_Exercise requirements_
What follows are records. Restate all of them word for word.

Part of a data file:

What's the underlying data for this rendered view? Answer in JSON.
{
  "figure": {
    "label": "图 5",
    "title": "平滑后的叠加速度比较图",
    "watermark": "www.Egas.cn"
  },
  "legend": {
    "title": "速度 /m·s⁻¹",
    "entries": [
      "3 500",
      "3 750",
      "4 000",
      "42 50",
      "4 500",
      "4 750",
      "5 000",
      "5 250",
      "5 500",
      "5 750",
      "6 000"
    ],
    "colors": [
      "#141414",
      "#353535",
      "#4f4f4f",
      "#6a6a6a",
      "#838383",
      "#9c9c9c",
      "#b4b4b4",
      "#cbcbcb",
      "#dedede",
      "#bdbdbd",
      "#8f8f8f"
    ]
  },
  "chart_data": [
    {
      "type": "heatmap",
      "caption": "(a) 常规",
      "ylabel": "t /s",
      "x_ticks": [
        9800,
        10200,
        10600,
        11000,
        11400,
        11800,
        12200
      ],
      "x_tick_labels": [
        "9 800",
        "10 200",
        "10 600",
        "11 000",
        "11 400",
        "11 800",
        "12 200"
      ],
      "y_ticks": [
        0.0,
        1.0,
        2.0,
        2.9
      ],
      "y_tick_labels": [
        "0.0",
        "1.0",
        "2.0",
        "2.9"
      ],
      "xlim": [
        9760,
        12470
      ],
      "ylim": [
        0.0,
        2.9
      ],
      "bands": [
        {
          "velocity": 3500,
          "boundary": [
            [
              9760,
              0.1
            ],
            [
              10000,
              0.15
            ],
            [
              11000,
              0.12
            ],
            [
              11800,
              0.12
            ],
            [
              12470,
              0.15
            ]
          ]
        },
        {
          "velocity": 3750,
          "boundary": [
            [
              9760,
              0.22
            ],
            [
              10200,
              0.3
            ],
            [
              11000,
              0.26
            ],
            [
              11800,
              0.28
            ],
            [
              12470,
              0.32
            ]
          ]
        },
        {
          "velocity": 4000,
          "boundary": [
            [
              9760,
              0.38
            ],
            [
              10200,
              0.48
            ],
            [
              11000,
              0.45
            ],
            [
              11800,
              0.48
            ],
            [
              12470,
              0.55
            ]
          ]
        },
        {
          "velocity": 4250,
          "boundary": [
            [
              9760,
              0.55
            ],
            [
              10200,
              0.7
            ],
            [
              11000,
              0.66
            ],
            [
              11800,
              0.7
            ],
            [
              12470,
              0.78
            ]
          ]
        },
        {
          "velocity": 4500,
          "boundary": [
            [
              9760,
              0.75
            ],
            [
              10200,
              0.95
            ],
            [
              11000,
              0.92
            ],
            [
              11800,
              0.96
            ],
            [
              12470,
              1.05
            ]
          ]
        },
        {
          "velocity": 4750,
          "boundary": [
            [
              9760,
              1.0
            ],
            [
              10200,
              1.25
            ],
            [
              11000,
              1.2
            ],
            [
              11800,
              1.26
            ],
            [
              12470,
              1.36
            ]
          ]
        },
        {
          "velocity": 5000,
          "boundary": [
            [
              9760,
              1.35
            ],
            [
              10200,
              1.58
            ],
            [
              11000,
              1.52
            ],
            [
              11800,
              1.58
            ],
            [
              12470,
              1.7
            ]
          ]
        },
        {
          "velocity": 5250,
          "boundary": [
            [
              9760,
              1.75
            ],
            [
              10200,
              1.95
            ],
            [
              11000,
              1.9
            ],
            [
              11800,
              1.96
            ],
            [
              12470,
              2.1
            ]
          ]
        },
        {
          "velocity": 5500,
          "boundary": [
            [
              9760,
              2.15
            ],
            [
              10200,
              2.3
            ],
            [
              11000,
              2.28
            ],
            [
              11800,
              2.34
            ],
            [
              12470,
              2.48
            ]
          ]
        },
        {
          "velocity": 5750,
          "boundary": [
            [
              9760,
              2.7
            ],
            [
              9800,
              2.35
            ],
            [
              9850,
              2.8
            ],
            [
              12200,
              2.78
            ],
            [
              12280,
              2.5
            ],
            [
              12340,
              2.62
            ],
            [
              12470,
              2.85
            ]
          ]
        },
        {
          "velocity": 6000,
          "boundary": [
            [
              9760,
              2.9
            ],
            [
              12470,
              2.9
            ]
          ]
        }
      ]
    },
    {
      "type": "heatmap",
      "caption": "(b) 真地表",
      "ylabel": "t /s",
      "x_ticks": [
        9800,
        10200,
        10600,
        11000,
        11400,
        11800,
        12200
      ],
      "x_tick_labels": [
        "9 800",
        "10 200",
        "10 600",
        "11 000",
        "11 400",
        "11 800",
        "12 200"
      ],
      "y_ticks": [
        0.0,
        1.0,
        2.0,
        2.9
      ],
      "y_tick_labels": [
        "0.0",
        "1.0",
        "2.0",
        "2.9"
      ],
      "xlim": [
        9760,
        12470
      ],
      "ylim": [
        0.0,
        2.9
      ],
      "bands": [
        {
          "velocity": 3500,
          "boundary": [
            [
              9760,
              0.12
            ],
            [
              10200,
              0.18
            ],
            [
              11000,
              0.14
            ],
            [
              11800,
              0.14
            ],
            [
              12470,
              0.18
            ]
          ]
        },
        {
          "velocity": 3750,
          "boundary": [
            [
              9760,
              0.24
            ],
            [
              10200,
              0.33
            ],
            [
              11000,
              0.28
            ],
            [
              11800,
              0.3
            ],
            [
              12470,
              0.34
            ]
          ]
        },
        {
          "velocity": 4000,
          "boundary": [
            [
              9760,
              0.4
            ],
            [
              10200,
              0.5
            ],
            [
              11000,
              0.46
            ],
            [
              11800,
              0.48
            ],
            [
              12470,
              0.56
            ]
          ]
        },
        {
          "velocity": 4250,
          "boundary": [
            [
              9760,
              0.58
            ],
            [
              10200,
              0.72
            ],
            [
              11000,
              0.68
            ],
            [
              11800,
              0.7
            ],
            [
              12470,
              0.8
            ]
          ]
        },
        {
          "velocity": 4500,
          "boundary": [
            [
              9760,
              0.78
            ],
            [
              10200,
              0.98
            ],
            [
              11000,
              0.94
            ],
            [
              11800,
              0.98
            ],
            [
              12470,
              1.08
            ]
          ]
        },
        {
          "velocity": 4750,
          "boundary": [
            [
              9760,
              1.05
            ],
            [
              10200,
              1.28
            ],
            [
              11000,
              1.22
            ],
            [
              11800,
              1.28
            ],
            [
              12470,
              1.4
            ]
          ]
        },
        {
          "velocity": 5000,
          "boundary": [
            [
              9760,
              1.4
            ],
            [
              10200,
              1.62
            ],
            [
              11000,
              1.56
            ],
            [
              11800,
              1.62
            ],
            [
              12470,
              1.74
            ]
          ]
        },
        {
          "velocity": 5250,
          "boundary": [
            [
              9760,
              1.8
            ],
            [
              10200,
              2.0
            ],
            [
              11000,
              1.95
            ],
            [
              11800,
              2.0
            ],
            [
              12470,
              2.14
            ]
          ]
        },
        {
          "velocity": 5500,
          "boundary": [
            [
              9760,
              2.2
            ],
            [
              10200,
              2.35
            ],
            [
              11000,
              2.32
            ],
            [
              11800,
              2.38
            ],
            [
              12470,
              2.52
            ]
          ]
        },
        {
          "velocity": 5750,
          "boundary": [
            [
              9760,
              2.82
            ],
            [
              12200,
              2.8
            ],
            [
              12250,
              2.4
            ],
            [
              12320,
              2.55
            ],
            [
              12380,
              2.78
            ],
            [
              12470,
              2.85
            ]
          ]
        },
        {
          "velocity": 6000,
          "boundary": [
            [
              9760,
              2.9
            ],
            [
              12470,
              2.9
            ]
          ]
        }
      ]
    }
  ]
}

_Result of the exercise_
What's the underlying data for this rendered view? Answer in JSON.
{
  "figure": {
    "label": "图 5",
    "title": "平滑后的叠加速度比较图",
    "watermark": "www.Egas.cn"
  },
  "legend": {
    "title": "速度 /m·s⁻¹",
    "entries": [
      "3 500",
      "3 750",
      "4 000",
      "42 50",
      "4 500",
      "4 750",
      "5 000",
      "5 250",
      "5 500",
      "5 750",
      "6 000"
    ],
    "colors": [
      "#141414",
      "#353535",
      "#4f4f4f",
      "#6a6a6a",
      "#838383",
      "#9c9c9c",
      "#b4b4b4",
      "#cbcbcb",
      "#dedede",
      "#bdbdbd",
      "#8f8f8f"
    ]
  },
  "chart_data": [
    {
      "type": "heatmap",
      "caption": "(a) 常规",
      "ylabel": "t /s",
      "x_ticks": [
        9800,
        10200,
        10600,
        11000,
        11400,
        11800,
        12200
      ],
      "x_tick_labels": [
        "9 800",
        "10 200",
        "10 600",
        "11 000",
        "11 400",
        "11 800",
        "12 200"
      ],
      "y_ticks": [
        0.0,
        1.0,
        2.0,
        2.9
      ],
      "y_tick_labels": [
        "0.0",
        "1.0",
        "2.0",
        "2.9"
      ],
      "xlim": [
        9760,
        12470
      ],
      "ylim": [
        0.0,
        2.9
      ],
      "bands": [
        {
          "velocity": 3500,
          "boundary": [
            [
              9760,
              0.1
            ],
            [
              10000,
              0.15
            ],
            [
              11000,
              0.12
            ],
            [
              11800,
              0.12
            ],
            [
              12470,
              0.15
            ]
          ]
        },
        {
          "velocity": 3750,
          "boundary": [
            [
              9760,
              0.22
            ],
            [
              10200,
              0.3
            ],
            [
              11000,
              0.26
            ],
            [
              11800,
              0.28
            ],
            [
              12470,
              0.32
            ]
          ]
        },
        {
          "velocity": 4000,
          "boundary": [
            [
              9760,
              0.38
            ],
            [
              10200,
              0.48
            ],
            [
              11000,
              0.45
            ],
            [
              11800,
              0.48
            ],
            [
              12470,
              0.55
            ]
          ]
        },
        {
          "velocity": 4250,
          "boundary": [
            [
              9760,
              0.55
            ],
            [
              10200,
              0.7
            ],
            [
              11000,
              0.66
            ],
            [
              11800,
              0.7
            ],
            [
              12470,
              0.78
            ]
          ]
        },
        {
          "velocity": 4500,
          "boundary": [
            [
              9760,
              0.75
            ],
            [
              10200,
              0.95
            ],
            [
              11000,
              0.92
            ],
            [
              11800,
              0.96
            ],
            [
              12470,
              1.05
            ]
          ]
        },
        {
          "velocity": 4750,
          "boundary": [
            [
              9760,
              1.0
            ],
            [
              10200,
              1.25
            ],
            [
              11000,
              1.2
            ],
            [
              11800,
              1.26
            ],
            [
              12470,
              1.36
            ]
          ]
        },
        {
          "velocity": 5000,
          "boundary": [
            [
              9760,
              1.35
            ],
            [
              10200,
              1.58
            ],
            [
              11000,
              1.52
            ],
            [
              11800,
              1.58
            ],
            [
              12470,
              1.7
            ]
          ]
        },
        {
          "velocity": 5250,
          "boundary": [
            [
              9760,
              1.75
            ],
            [
              10200,
              1.95
            ],
            [
              11000,
              1.9
            ],
            [
              11800,
              1.96
            ],
            [
              12470,
              2.1
            ]
          ]
        },
        {
          "velocity": 5500,
          "boundary": [
            [
              9760,
              2.15
            ],
            [
              10200,
              2.3
            ],
            [
              11000,
              2.28
            ],
            [
              11800,
              2.34
            ],
            [
              12470,
              2.48
            ]
          ]
        },
        {
          "velocity": 5750,
          "boundary": [
            [
              9760,
              2.7
            ],
            [
              9800,
              2.35
            ],
            [
              9850,
              2.8
            ],
            [
              12200,
              2.78
            ],
            [
              12280,
              2.5
            ],
            [
              12340,
              2.62
            ],
            [
              12470,
              2.85
            ]
          ]
        },
        {
          "velocity": 6000,
          "boundary": [
            [
              9760,
              2.9
            ],
            [
              12470,
              2.9
            ]
          ]
        }
      ]
    },
    {
      "type": "heatmap",
      "caption": "(b) 真地表",
      "ylabel": "t /s",
      "x_ticks": [
        9800,
        10200,
        10600,
        11000,
        11400,
        11800,
        12200
      ],
      "x_tick_labels": [
        "9 800",
        "10 200",
        "10 600",
        "11 000",
        "11 400",
        "11 800",
        "12 200"
      ],
      "y_ticks": [
        0.0,
        1.0,
        2.0,
        2.9
      ],
      "y_tick_labels": [
        "0.0",
        "1.0",
        "2.0",
        "2.9"
      ],
      "xlim": [
        9760,
        12470
      ],
      "ylim": [
        0.0,
        2.9
      ],
      "bands": [
        {
          "velocity": 3500,
          "boundary": [
            [
              9760,
              0.12
            ],
            [
              10200,
              0.18
            ],
            [
              11000,
              0.14
            ],
            [
              11800,
              0.14
            ],
            [
              12470,
              0.18
            ]
          ]
        },
        {
          "velocity": 3750,
          "boundary": [
            [
              9760,
              0.24
            ],
            [
              10200,
              0.33
            ],
            [
              11000,
              0.28
            ],
            [
              11800,
              0.3
            ],
            [
              12470,
              0.34
            ]
          ]
        },
        {
          "velocity": 4000,
          "boundary": [
            [
              9760,
              0.4
            ],
            [
              10200,
              0.5
            ],
            [
              11000,
              0.46
            ],
            [
              11800,
              0.48
            ],
            [
              12470,
              0.56
            ]
          ]
        },
        {
          "velocity": 4250,
          "boundary": [
            [
              9760,
              0.58
            ],
            [
              10200,
              0.72
            ],
            [
              11000,
              0.68
            ],
            [
              11800,
              0.7
            ],
            [
              12470,
              0.8
            ]
          ]
        },
        {
          "velocity": 4500,
          "boundary": [
            [
              9760,
              0.78
            ],
            [
              10200,
              0.98
            ],
            [
              11000,
              0.94
            ],
            [
              11800,
              0.98
            ],
            [
              12470,
              1.08
            ]
          ]
        },
        {
          "velocity": 4750,
          "boundary": [
            [
              9760,
              1.05
            ],
            [
              10200,
              1.28
            ],
            [
              11000,
              1.22
            ],
            [
              11800,
              1.28
            ],
            [
              12470,
              1.4
            ]
          ]
        },
        {
          "velocity": 5000,
          "boundary": [
            [
              9760,
              1.4
            ],
            [
              10200,
              1.62
            ],
            [
              11000,
              1.56
            ],
            [
              11800,
              1.62
            ],
            [
              12470,
              1.74
            ]
          ]
        },
        {
          "velocity": 5250,
          "boundary": [
            [
              9760,
              1.8
            ],
            [
              10200,
              2.0
            ],
            [
              11000,
              1.95
            ],
            [
              11800,
              2.0
            ],
            [
              12470,
              2.14
            ]
          ]
        },
        {
          "velocity": 5500,
          "boundary": [
            [
              9760,
              2.2
            ],
            [
              10200,
              2.35
            ],
            [
              11000,
              2.32
            ],
            [
              11800,
              2.38
            ],
            [
              12470,
              2.52
            ]
          ]
        },
        {
          "velocity": 5750,
          "boundary": [
            [
              9760,
              2.82
            ],
            [
              12200,
              2.8
            ],
            [
              12250,
              2.4
            ],
            [
              12320,
              2.55
            ],
            [
              12380,
              2.78
            ],
            [
              12470,
              2.85
            ]
          ]
        },
        {
          "velocity": 6000,
          "boundary": [
            [
              9760,
              2.9
            ],
            [
              12470,
              2.9
            ]
          ]
        }
      ]
    }
  ]
}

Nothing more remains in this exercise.